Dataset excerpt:
▼

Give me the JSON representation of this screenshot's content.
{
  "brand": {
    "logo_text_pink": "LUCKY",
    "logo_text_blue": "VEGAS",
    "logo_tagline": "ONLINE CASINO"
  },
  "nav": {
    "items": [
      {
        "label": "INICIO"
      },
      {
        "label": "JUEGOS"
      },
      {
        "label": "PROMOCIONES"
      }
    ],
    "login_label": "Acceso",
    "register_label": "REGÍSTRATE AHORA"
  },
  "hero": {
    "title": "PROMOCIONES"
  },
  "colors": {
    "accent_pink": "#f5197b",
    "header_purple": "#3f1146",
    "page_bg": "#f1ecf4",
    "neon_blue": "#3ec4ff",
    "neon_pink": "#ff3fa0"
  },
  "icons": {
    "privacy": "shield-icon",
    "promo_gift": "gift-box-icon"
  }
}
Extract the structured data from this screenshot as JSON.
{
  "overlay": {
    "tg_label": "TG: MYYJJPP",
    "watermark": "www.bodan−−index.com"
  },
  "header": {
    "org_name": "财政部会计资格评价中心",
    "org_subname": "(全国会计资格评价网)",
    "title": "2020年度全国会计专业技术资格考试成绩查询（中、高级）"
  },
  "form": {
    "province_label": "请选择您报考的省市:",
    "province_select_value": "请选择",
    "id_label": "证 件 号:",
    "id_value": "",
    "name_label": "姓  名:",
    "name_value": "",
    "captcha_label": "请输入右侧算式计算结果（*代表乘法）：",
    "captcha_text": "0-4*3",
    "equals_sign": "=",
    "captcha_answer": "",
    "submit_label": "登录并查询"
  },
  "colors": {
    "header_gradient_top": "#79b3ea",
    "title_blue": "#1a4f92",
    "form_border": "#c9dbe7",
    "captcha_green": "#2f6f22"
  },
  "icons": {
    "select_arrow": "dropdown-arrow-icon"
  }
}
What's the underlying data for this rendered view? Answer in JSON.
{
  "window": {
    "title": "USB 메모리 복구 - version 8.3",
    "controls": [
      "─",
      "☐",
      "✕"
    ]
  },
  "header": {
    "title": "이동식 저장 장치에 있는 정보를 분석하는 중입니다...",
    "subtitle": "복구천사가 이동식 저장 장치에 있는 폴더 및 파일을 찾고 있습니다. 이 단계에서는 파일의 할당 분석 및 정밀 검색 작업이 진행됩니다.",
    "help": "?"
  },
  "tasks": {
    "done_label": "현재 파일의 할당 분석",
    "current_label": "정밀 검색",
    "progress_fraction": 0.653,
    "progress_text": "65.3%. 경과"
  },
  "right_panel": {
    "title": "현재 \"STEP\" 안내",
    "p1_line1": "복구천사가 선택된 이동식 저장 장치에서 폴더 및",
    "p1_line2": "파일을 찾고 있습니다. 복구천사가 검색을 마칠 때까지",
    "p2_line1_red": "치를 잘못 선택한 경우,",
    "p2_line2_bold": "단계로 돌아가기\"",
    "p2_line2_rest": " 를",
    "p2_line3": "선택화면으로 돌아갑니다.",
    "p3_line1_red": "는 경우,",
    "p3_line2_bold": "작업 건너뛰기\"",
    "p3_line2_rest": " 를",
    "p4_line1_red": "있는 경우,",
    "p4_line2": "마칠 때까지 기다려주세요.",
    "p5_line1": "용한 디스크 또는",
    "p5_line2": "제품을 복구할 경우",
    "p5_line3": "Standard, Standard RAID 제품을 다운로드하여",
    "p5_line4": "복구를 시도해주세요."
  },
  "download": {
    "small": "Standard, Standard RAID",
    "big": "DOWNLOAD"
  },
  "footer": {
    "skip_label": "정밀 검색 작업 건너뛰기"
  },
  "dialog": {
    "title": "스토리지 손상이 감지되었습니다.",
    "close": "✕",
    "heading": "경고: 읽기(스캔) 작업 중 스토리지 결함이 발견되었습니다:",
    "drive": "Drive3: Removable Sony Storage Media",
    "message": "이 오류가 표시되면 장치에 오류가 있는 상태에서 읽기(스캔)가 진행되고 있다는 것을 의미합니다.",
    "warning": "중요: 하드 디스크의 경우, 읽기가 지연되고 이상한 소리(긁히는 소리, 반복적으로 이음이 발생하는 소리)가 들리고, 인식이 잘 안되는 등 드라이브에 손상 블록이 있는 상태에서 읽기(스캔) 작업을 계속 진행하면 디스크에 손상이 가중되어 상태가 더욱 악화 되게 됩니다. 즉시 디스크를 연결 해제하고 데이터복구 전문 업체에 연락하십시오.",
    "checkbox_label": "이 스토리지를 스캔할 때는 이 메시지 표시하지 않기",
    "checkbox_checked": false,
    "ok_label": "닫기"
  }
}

▲

## Written problem
From the listing above, copy all lines holding the word "RAID".

## Expected answer
    "p5_line3": "Standard, Standard RAID 제품을 다운로드하여",
    "small": "Standard, Standard RAID",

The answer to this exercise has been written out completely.